▶ **WHAT YOU WILL DO**: Work out how many lines include "oxidized" and answer with that number only.

****************************************

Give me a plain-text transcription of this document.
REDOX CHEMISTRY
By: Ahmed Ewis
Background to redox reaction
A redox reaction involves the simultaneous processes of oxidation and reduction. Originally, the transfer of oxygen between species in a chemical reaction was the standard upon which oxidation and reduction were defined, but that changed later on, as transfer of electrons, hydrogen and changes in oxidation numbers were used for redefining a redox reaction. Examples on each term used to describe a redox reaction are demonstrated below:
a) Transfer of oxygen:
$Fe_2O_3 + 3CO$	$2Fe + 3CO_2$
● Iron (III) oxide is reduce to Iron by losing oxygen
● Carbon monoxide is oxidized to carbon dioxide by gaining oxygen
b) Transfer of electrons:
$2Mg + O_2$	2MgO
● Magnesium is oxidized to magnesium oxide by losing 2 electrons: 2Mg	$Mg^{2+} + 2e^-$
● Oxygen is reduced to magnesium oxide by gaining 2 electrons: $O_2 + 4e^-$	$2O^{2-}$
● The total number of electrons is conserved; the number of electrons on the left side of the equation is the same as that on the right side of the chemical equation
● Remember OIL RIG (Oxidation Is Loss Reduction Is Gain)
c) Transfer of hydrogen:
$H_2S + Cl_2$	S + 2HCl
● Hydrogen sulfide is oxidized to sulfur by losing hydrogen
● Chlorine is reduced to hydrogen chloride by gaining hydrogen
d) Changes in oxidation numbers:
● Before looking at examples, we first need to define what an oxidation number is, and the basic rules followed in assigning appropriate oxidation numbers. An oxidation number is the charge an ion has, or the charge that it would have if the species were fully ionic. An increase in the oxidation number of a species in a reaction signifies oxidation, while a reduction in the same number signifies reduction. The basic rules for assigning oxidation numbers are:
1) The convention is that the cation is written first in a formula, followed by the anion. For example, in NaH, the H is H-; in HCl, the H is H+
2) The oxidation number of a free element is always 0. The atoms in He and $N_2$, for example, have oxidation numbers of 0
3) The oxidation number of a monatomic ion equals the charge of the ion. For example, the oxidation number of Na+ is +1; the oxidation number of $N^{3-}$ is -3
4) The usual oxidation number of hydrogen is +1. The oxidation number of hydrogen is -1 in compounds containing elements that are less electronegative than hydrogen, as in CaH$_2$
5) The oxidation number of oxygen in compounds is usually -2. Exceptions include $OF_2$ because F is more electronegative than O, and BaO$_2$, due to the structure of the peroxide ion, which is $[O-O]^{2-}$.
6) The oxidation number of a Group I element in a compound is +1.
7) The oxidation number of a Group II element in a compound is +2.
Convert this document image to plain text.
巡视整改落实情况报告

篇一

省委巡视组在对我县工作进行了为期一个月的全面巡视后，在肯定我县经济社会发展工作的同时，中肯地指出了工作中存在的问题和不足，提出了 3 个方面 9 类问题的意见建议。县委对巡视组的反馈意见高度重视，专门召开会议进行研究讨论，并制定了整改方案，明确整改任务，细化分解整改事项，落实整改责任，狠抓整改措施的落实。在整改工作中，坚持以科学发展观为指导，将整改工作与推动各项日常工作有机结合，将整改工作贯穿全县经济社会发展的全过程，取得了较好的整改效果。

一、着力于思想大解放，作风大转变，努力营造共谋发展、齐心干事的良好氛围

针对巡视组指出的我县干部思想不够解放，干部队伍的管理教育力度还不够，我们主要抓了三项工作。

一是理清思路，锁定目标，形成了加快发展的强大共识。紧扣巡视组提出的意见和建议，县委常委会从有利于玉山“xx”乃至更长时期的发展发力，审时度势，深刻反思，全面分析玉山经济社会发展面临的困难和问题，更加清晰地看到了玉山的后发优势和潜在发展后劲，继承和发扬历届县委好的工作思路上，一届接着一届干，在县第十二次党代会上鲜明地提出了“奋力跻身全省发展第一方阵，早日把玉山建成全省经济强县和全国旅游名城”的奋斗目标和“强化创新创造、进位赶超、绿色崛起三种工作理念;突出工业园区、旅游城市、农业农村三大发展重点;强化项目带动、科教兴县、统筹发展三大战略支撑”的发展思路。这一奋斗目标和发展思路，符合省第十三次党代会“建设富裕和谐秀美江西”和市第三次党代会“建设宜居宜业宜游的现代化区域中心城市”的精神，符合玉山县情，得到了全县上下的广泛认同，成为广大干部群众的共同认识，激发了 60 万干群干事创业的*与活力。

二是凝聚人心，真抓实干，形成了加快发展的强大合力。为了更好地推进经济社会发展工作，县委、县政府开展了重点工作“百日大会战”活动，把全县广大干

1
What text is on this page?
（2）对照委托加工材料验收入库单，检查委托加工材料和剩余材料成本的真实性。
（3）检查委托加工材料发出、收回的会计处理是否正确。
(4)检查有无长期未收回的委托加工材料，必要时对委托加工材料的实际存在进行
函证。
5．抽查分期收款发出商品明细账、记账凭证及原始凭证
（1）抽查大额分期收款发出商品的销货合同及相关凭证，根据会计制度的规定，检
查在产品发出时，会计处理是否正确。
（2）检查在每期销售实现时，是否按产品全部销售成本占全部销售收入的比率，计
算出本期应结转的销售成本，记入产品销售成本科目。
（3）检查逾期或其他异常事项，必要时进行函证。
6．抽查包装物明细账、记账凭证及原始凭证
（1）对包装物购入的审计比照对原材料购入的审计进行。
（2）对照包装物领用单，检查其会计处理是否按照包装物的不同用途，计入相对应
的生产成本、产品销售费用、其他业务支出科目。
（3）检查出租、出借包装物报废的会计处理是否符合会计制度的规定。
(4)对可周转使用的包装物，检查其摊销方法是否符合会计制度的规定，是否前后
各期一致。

****************************************

▶ **RESPONSE TO THE EXERCISE**: 3